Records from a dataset
▬▬▬▬▬▬
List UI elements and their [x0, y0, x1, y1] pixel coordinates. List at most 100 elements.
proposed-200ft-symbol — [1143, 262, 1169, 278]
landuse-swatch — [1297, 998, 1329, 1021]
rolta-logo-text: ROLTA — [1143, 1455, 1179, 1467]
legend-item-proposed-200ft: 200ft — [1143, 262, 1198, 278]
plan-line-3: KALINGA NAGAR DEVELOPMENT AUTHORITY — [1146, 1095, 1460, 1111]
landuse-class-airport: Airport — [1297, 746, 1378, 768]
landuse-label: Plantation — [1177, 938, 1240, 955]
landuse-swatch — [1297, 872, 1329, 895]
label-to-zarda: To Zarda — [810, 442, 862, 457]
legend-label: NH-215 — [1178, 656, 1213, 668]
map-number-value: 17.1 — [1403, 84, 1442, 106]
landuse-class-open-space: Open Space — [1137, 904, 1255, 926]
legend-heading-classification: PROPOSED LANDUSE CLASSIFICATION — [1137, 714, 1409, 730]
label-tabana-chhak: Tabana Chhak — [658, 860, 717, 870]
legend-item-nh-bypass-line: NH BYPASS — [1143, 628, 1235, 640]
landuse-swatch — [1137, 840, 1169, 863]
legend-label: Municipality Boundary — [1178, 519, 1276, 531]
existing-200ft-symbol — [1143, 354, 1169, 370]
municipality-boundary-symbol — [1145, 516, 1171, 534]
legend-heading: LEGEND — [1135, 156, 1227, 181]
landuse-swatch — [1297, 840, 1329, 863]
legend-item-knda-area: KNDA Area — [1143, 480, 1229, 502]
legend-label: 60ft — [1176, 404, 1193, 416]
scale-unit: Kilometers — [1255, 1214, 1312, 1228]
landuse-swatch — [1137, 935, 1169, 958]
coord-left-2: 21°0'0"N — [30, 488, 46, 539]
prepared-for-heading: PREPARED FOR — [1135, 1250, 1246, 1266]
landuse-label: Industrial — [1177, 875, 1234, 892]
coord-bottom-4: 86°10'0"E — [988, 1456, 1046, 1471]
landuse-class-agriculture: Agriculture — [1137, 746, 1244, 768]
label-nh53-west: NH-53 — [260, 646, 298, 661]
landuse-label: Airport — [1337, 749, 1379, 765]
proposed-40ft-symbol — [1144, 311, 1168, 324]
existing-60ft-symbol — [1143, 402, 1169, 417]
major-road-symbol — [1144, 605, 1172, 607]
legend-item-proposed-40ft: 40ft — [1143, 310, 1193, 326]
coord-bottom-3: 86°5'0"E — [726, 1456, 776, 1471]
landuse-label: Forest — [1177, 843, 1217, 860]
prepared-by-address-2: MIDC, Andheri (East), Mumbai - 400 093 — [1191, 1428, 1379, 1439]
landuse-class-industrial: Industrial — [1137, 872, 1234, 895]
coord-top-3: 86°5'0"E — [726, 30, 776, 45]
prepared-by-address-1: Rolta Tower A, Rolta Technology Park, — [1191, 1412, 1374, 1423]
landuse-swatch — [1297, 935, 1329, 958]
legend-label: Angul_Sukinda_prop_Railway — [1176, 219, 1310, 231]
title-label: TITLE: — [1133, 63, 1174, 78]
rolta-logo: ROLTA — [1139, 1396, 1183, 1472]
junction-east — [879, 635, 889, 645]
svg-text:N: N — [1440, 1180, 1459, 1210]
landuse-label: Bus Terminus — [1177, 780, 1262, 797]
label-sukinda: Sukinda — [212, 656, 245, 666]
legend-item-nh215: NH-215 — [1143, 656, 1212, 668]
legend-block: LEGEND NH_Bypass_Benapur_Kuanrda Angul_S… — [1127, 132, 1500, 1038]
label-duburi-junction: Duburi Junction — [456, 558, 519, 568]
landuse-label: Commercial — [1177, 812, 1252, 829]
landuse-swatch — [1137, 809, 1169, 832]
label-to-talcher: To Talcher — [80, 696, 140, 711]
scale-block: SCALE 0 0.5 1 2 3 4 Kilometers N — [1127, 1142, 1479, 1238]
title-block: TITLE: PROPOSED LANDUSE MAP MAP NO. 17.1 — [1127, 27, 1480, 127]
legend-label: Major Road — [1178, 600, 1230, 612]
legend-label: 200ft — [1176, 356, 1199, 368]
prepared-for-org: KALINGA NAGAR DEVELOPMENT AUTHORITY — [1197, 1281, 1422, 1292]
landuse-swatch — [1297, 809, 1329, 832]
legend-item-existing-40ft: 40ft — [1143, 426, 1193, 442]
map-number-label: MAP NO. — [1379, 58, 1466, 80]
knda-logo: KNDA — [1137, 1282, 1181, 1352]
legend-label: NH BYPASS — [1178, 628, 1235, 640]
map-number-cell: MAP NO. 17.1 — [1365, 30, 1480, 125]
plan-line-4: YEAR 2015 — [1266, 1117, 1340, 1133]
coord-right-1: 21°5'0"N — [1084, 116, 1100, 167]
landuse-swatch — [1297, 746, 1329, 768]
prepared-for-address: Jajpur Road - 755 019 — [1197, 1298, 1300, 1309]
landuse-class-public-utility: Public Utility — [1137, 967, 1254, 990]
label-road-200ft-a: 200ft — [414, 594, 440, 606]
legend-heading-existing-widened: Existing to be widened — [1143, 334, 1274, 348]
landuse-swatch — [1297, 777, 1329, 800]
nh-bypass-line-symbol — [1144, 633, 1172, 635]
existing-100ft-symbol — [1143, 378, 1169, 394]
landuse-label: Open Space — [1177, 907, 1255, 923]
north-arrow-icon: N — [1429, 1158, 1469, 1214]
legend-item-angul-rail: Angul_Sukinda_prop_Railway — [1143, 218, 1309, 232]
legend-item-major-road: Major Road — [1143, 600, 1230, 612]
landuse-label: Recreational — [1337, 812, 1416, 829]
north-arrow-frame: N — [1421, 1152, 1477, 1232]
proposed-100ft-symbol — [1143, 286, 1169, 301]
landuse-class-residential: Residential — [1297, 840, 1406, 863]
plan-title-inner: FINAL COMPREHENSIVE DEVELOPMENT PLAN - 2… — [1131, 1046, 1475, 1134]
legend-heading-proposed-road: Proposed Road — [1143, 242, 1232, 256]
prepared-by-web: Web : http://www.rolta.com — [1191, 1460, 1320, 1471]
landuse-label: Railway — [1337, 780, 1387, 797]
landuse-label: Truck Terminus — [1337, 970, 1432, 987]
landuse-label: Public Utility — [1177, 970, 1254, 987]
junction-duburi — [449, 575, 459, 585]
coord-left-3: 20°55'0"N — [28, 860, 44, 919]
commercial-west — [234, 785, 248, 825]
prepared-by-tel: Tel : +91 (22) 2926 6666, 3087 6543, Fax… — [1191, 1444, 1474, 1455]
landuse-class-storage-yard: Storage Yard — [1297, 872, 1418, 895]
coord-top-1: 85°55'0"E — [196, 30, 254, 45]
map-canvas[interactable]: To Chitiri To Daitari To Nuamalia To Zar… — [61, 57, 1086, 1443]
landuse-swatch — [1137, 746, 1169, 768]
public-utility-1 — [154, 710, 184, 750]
▬▬▬▬▬▬
Render every line of the rows above as a Markdown table with the columns No. and Line, numbering the lines in order and omitting any blank lines.

§ The output
| No. | Line |
|---|---|
| 1 | List UI elements and their [x0, y0, x1, y1] pixel coordinates. List at most 100 elements. |
| 2 | proposed-200ft-symbol — [1143, 262, 1169, 278] |
| 3 | landuse-swatch — [1297, 998, 1329, 1021] |
| 4 | rolta-logo-text: ROLTA — [1143, 1455, 1179, 1467] |
| 5 | legend-item-proposed-200ft: 200ft — [1143, 262, 1198, 278] |
| 6 | plan-line-3: KALINGA NAGAR DEVELOPMENT AUTHORITY — [1146, 1095, 1460, 1111] |
| 7 | landuse-class-airport: Airport — [1297, 746, 1378, 768] |
| 8 | landuse-label: Plantation — [1177, 938, 1240, 955] |
| 9 | landuse-swatch — [1297, 872, 1329, 895] |
| 10 | label-to-zarda: To Zarda — [810, 442, 862, 457] |
| 11 | legend-label: NH-215 — [1178, 656, 1213, 668] |
| 12 | map-number-value: 17.1 — [1403, 84, 1442, 106] |
| 13 | landuse-class-open-space: Open Space — [1137, 904, 1255, 926] |
| 14 | legend-heading-classification: PROPOSED LANDUSE CLASSIFICATION — [1137, 714, 1409, 730] |
| 15 | label-tabana-chhak: Tabana Chhak — [658, 860, 717, 870] |
| 16 | legend-item-nh-bypass-line: NH BYPASS — [1143, 628, 1235, 640] |
| 17 | landuse-swatch — [1137, 840, 1169, 863] |
| 18 | legend-label: Municipality Boundary — [1178, 519, 1276, 531] |
| 19 | existing-200ft-symbol — [1143, 354, 1169, 370] |
| 20 | municipality-boundary-symbol — [1145, 516, 1171, 534] |
| 21 | legend-heading: LEGEND — [1135, 156, 1227, 181] |
| 22 | landuse-swatch — [1297, 840, 1329, 863] |
| 23 | legend-item-knda-area: KNDA Area — [1143, 480, 1229, 502] |
| 24 | legend-label: 60ft — [1176, 404, 1193, 416] |
| 25 | scale-unit: Kilometers — [1255, 1214, 1312, 1228] |
| 26 | landuse-swatch — [1137, 935, 1169, 958] |
| 27 | coord-left-2: 21°0'0"N — [30, 488, 46, 539] |
| 28 | prepared-for-heading: PREPARED FOR — [1135, 1250, 1246, 1266] |
| 29 | landuse-label: Industrial — [1177, 875, 1234, 892] |
| 30 | coord-bottom-4: 86°10'0"E — [988, 1456, 1046, 1471] |
| 31 | landuse-class-agriculture: Agriculture — [1137, 746, 1244, 768] |
| 32 | label-nh53-west: NH-53 — [260, 646, 298, 661] |
| 33 | landuse-label: Airport — [1337, 749, 1379, 765] |
| 34 | proposed-40ft-symbol — [1144, 311, 1168, 324] |
| 35 | existing-60ft-symbol — [1143, 402, 1169, 417] |
| 36 | major-road-symbol — [1144, 605, 1172, 607] |
| 37 | legend-item-proposed-40ft: 40ft — [1143, 310, 1193, 326] |
| 38 | coord-bottom-3: 86°5'0"E — [726, 1456, 776, 1471] |
| 39 | landuse-label: Forest — [1177, 843, 1217, 860] |
| 40 | prepared-by-address-2: MIDC, Andheri (East), Mumbai - 400 093 — [1191, 1428, 1379, 1439] |
| 41 | landuse-class-industrial: Industrial — [1137, 872, 1234, 895] |
| 42 | coord-top-3: 86°5'0"E — [726, 30, 776, 45] |
| 43 | prepared-by-address-1: Rolta Tower A, Rolta Technology Park, — [1191, 1412, 1374, 1423] |
| 44 | landuse-swatch — [1297, 935, 1329, 958] |
| 45 | legend-label: Angul_Sukinda_prop_Railway — [1176, 219, 1310, 231] |
| 46 | title-label: TITLE: — [1133, 63, 1174, 78] |
| 47 | rolta-logo: ROLTA — [1139, 1396, 1183, 1472] |
| 48 | junction-east — [879, 635, 889, 645] |
| 49 | svg-text:N: N — [1440, 1180, 1459, 1210] |
| 50 | landuse-label: Bus Terminus — [1177, 780, 1262, 797] |
| 51 | label-sukinda: Sukinda — [212, 656, 245, 666] |
| 52 | legend-item-nh215: NH-215 — [1143, 656, 1212, 668] |
| 53 | legend-block: LEGEND NH_Bypass_Benapur_Kuanrda Angul_S… — [1127, 132, 1500, 1038] |
| 54 | label-duburi-junction: Duburi Junction — [456, 558, 519, 568] |
| 55 | landuse-label: Commercial — [1177, 812, 1252, 829] |
| 56 | landuse-swatch — [1137, 809, 1169, 832] |
| 57 | label-to-talcher: To Talcher — [80, 696, 140, 711] |
| 58 | scale-block: SCALE 0 0.5 1 2 3 4 Kilometers N — [1127, 1142, 1479, 1238] |
| 59 | title-block: TITLE: PROPOSED LANDUSE MAP MAP NO. 17.1 — [1127, 27, 1480, 127] |
| 60 | legend-label: Major Road — [1178, 600, 1230, 612] |
| 61 | legend-label: 200ft — [1176, 356, 1199, 368] |
| 62 | prepared-for-org: KALINGA NAGAR DEVELOPMENT AUTHORITY — [1197, 1281, 1422, 1292] |
| 63 | landuse-swatch — [1297, 809, 1329, 832] |
| 64 | legend-item-existing-40ft: 40ft — [1143, 426, 1193, 442] |
| 65 | map-number-label: MAP NO. — [1379, 58, 1466, 80] |
| 66 | knda-logo: KNDA — [1137, 1282, 1181, 1352] |
| 67 | legend-label: NH BYPASS — [1178, 628, 1235, 640] |
| 68 | map-number-cell: MAP NO. 17.1 — [1365, 30, 1480, 125] |
| 69 | plan-line-4: YEAR 2015 — [1266, 1117, 1340, 1133] |
| 70 | coord-right-1: 21°5'0"N — [1084, 116, 1100, 167] |
| 71 | landuse-swatch — [1297, 746, 1329, 768] |
| 72 | prepared-for-address: Jajpur Road - 755 019 — [1197, 1298, 1300, 1309] |
| 73 | landuse-class-public-utility: Public Utility — [1137, 967, 1254, 990] |
| 74 | label-road-200ft-a: 200ft — [414, 594, 440, 606] |
| 75 | legend-heading-existing-widened: Existing to be widened — [1143, 334, 1274, 348] |
| 76 | landuse-swatch — [1297, 777, 1329, 800] |
| 77 | nh-bypass-line-symbol — [1144, 633, 1172, 635] |
| 78 | existing-100ft-symbol — [1143, 378, 1169, 394] |
| 79 | landuse-label: Open Space — [1177, 907, 1255, 923] |
| 80 | north-arrow-icon: N — [1429, 1158, 1469, 1214] |
| 81 | legend-item-angul-rail: Angul_Sukinda_prop_Railway — [1143, 218, 1309, 232] |
| 82 | legend-item-major-road: Major Road — [1143, 600, 1230, 612] |
| 83 | landuse-label: Recreational — [1337, 812, 1416, 829] |
| 84 | north-arrow-frame: N — [1421, 1152, 1477, 1232] |
| 85 | proposed-100ft-symbol — [1143, 286, 1169, 301] |
| 86 | landuse-class-residential: Residential — [1297, 840, 1406, 863] |
| 87 | plan-title-inner: FINAL COMPREHENSIVE DEVELOPMENT PLAN - 2… — [1131, 1046, 1475, 1134] |
| 88 | legend-heading-proposed-road: Proposed Road — [1143, 242, 1232, 256] |
| 89 | prepared-by-web: Web : http://www.rolta.com — [1191, 1460, 1320, 1471] |
| 90 | landuse-label: Railway — [1337, 780, 1387, 797] |
| 91 | landuse-label: Truck Terminus — [1337, 970, 1432, 987] |
| 92 | landuse-label: Public Utility — [1177, 970, 1254, 987] |
| 93 | junction-duburi — [449, 575, 459, 585] |
| 94 | coord-left-3: 20°55'0"N — [28, 860, 44, 919] |
| 95 | commercial-west — [234, 785, 248, 825] |
| 96 | prepared-by-tel: Tel : +91 (22) 2926 6666, 3087 6543, Fax… — [1191, 1444, 1474, 1455] |
| 97 | landuse-class-storage-yard: Storage Yard — [1297, 872, 1418, 895] |
| 98 | coord-top-1: 85°55'0"E — [196, 30, 254, 45] |
| 99 | map-canvas[interactable]: To Chitiri To Daitari To Nuamalia To Zar… — [61, 57, 1086, 1443] |
| 100 | landuse-swatch — [1137, 746, 1169, 768] |
| 101 | public-utility-1 — [154, 710, 184, 750] |